■ REQUEST ■
For the data below, work out how many lines include the string "common" and report only the number.

■ INPUT ■

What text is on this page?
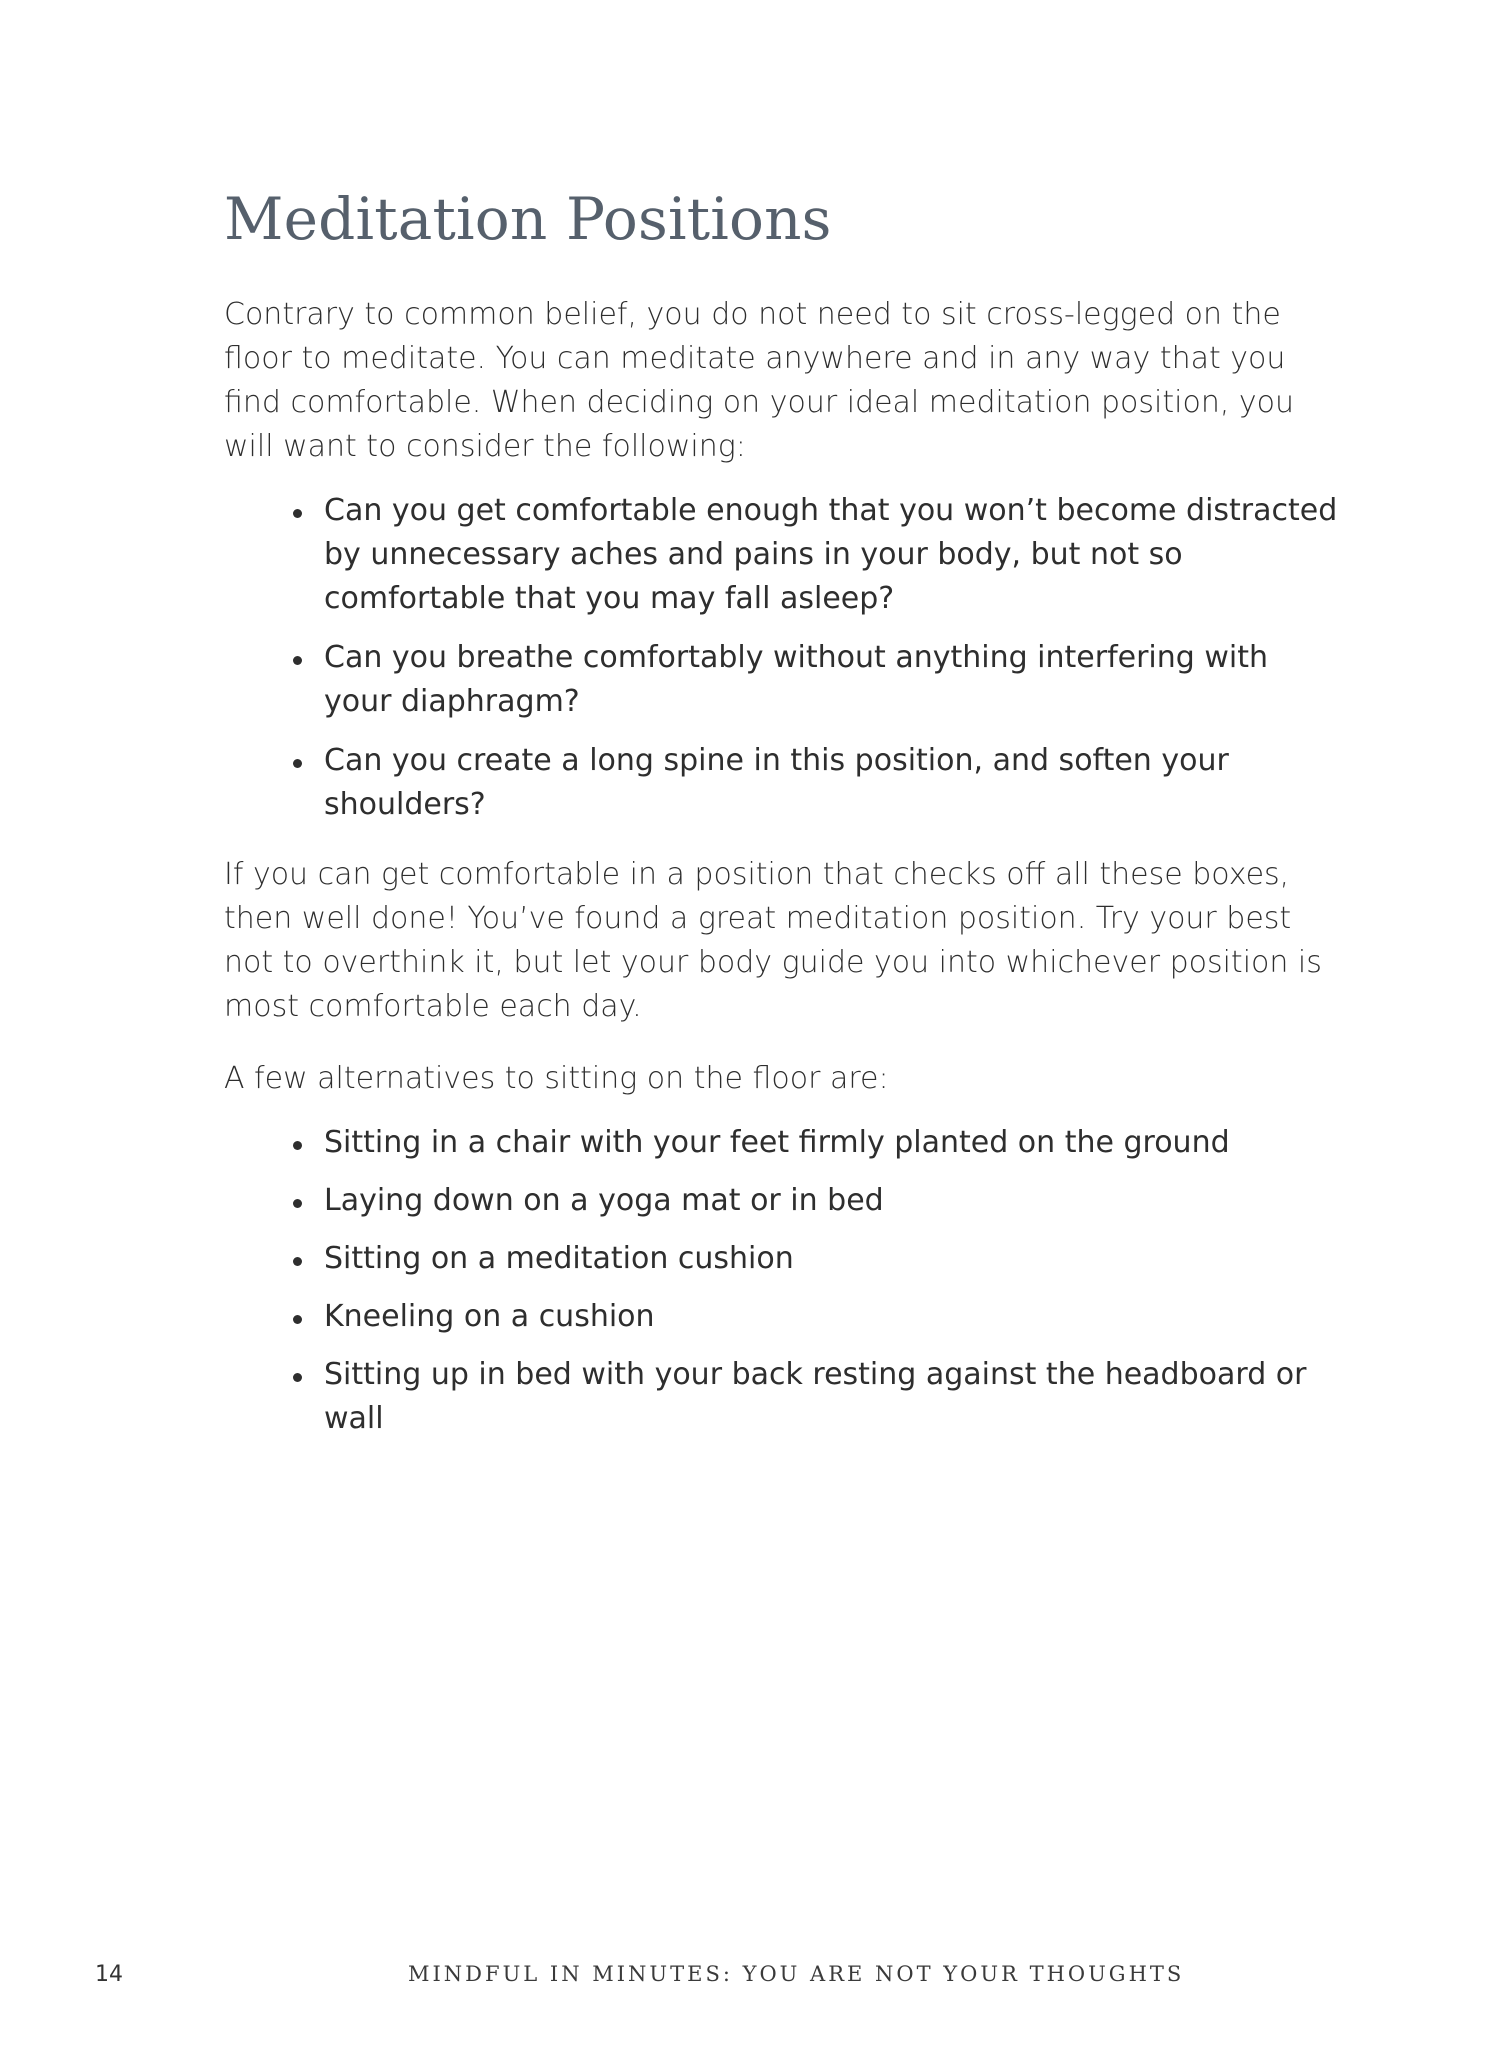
Meditation Positions

Contrary to common belief, you do not need to sit cross-legged on the floor to meditate. You can meditate anywhere and in any way that you find comfortable. When deciding on your ideal meditation position, you will want to consider the following:

Can you get comfortable enough that you won’t become distracted by unnecessary aches and pains in your body, but not so comfortable that you may fall asleep?
Can you breathe comfortably without anything interfering with your diaphragm?
Can you create a long spine in this position, and soften your shoulders?

If you can get comfortable in a position that checks off all these boxes, then well done! You’ve found a great meditation position. Try your best not to overthink it, but let your body guide you into whichever position is most comfortable each day.

A few alternatives to sitting on the floor are:

Sitting in a chair with your feet firmly planted on the ground
Laying down on a yoga mat or in bed
Sitting on a meditation cushion
Kneeling on a cushion
Sitting up in bed with your back resting against the headboard or wall
14	MINDFUL IN MINUTES: YOU ARE NOT YOUR THOUGHTS
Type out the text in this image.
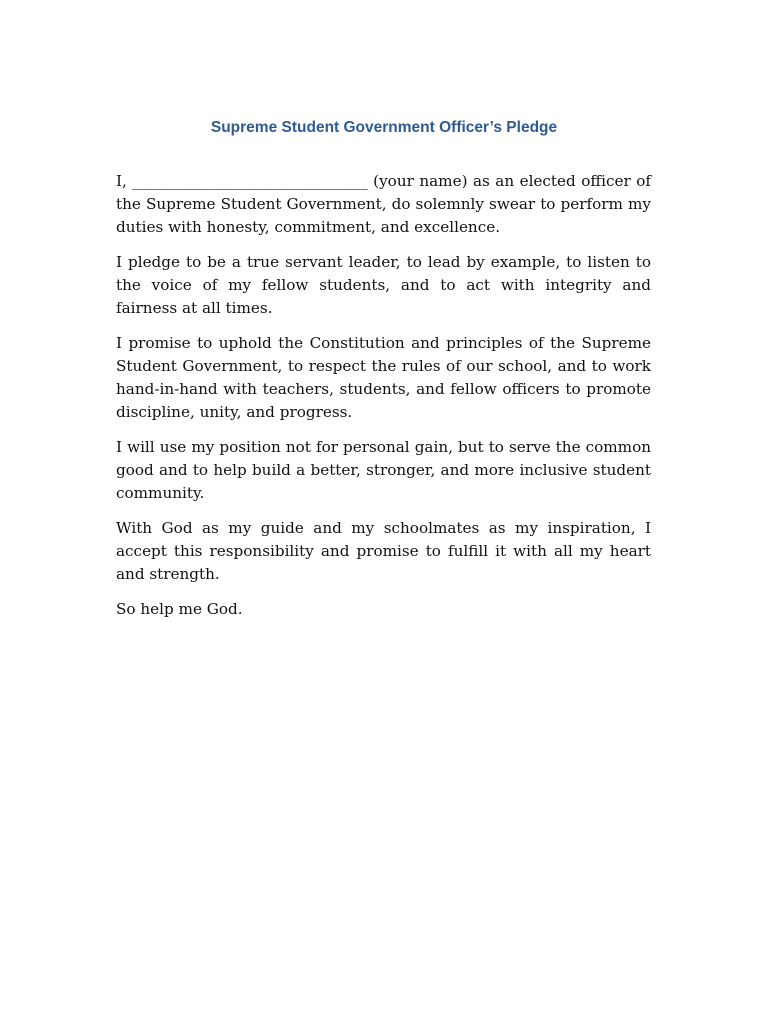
Supreme Student Government Officer’s Pledge

I, _______________________________ (your name) as an elected officer of the Supreme Student Government, do solemnly swear to perform my duties with honesty, commitment, and excellence.

I pledge to be a true servant leader, to lead by example, to listen to the voice of my fellow students, and to act with integrity and fairness at all times.

I promise to uphold the Constitution and principles of the Supreme Student Government, to respect the rules of our school, and to work hand-in-hand with teachers, students, and fellow officers to promote discipline, unity, and progress.

I will use my position not for personal gain, but to serve the common good and to help build a better, stronger, and more inclusive student community.

With God as my guide and my schoolmates as my inspiration, I accept this responsibility and promise to fulfill it with all my heart and strength.

So help me God.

■ ANSWER TO THE TASK ■
2